* _Written request_
Return every line of the data below that includes the string "years".

┄┄┄┄┄┄┄┄┄┄

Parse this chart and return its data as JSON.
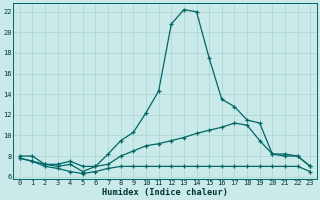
{
  "xlabel": "Humidex (Indice chaleur)",
  "xlim": [
    -0.5,
    23.5
  ],
  "ylim": [
    5.8,
    22.8
  ],
  "bg_color": "#caeaea",
  "grid_color": "#aad4d4",
  "line_color": "#006666",
  "line1_y": [
    8.0,
    8.0,
    7.2,
    7.0,
    7.2,
    6.5,
    7.0,
    8.2,
    9.5,
    10.3,
    12.2,
    14.3,
    20.8,
    22.2,
    22.0,
    17.5,
    13.5,
    12.8,
    11.5,
    11.2,
    8.2,
    8.2,
    8.0,
    7.0
  ],
  "line2_y": [
    7.8,
    7.5,
    7.2,
    7.2,
    7.5,
    7.0,
    7.0,
    7.2,
    8.0,
    8.5,
    9.0,
    9.2,
    9.5,
    9.8,
    10.2,
    10.5,
    10.8,
    11.2,
    11.0,
    9.5,
    8.2,
    8.0,
    8.0,
    7.0
  ],
  "line3_y": [
    7.8,
    7.5,
    7.0,
    6.8,
    6.5,
    6.3,
    6.5,
    6.8,
    7.0,
    7.0,
    7.0,
    7.0,
    7.0,
    7.0,
    7.0,
    7.0,
    7.0,
    7.0,
    7.0,
    7.0,
    7.0,
    7.0,
    7.0,
    6.5
  ],
  "yticks": [
    6,
    8,
    10,
    12,
    14,
    16,
    18,
    20,
    22
  ],
  "xticks": [
    0,
    1,
    2,
    3,
    4,
    5,
    6,
    7,
    8,
    9,
    10,
    11,
    12,
    13,
    14,
    15,
    16,
    17,
    18,
    19,
    20,
    21,
    22,
    23
  ]
}
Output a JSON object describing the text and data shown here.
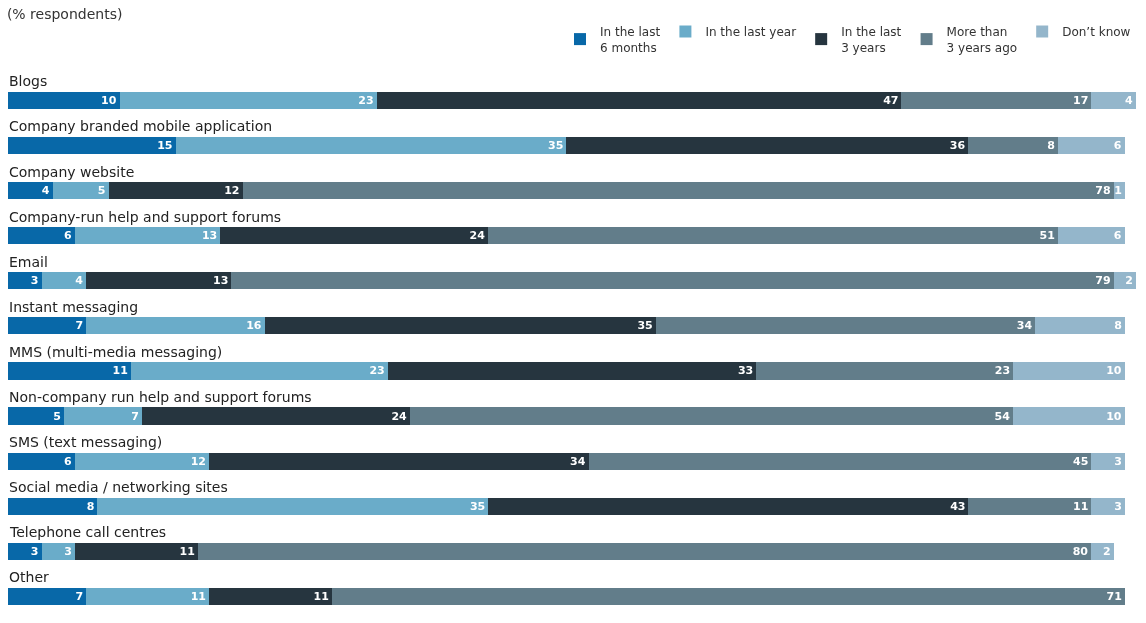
{
  "chart_data": {
    "type": "bar",
    "orientation": "horizontal",
    "stacked": true,
    "title": "(% respondents)",
    "categories": [
      "Blogs",
      "Company branded mobile application",
      "Company website",
      "Company-run help and support forums",
      "Email",
      "Instant messaging",
      "MMS (multi-media messaging)",
      "Non-company run help and support forums",
      "SMS (text messaging)",
      "Social media / networking sites",
      "Telephone call centres",
      "Other"
    ],
    "series": [
      {
        "name": "In the last\n6 months",
        "color": "#0868a8",
        "values": [
          10,
          15,
          4,
          6,
          3,
          7,
          11,
          5,
          6,
          8,
          3,
          7
        ]
      },
      {
        "name": "In the last year",
        "color": "#6aacc9",
        "values": [
          23,
          35,
          5,
          13,
          4,
          16,
          23,
          7,
          12,
          35,
          3,
          11
        ]
      },
      {
        "name": "In the last\n3 years",
        "color": "#26353f",
        "values": [
          47,
          36,
          12,
          24,
          13,
          35,
          33,
          24,
          34,
          43,
          11,
          11
        ]
      },
      {
        "name": "More than\n3 years ago",
        "color": "#627d8a",
        "values": [
          17,
          8,
          78,
          51,
          79,
          34,
          23,
          54,
          45,
          11,
          80,
          71
        ]
      },
      {
        "name": "Don’t know",
        "color": "#94b6cb",
        "values": [
          4,
          6,
          1,
          6,
          2,
          8,
          10,
          10,
          3,
          3,
          2,
          null
        ]
      }
    ],
    "data_labels": true,
    "legend": "top right"
  }
}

┄┄┄┄┄┄┄┄┄┄

* _Output below_
        "name": "In the last\n3 years",
        "name": "More than\n3 years ago",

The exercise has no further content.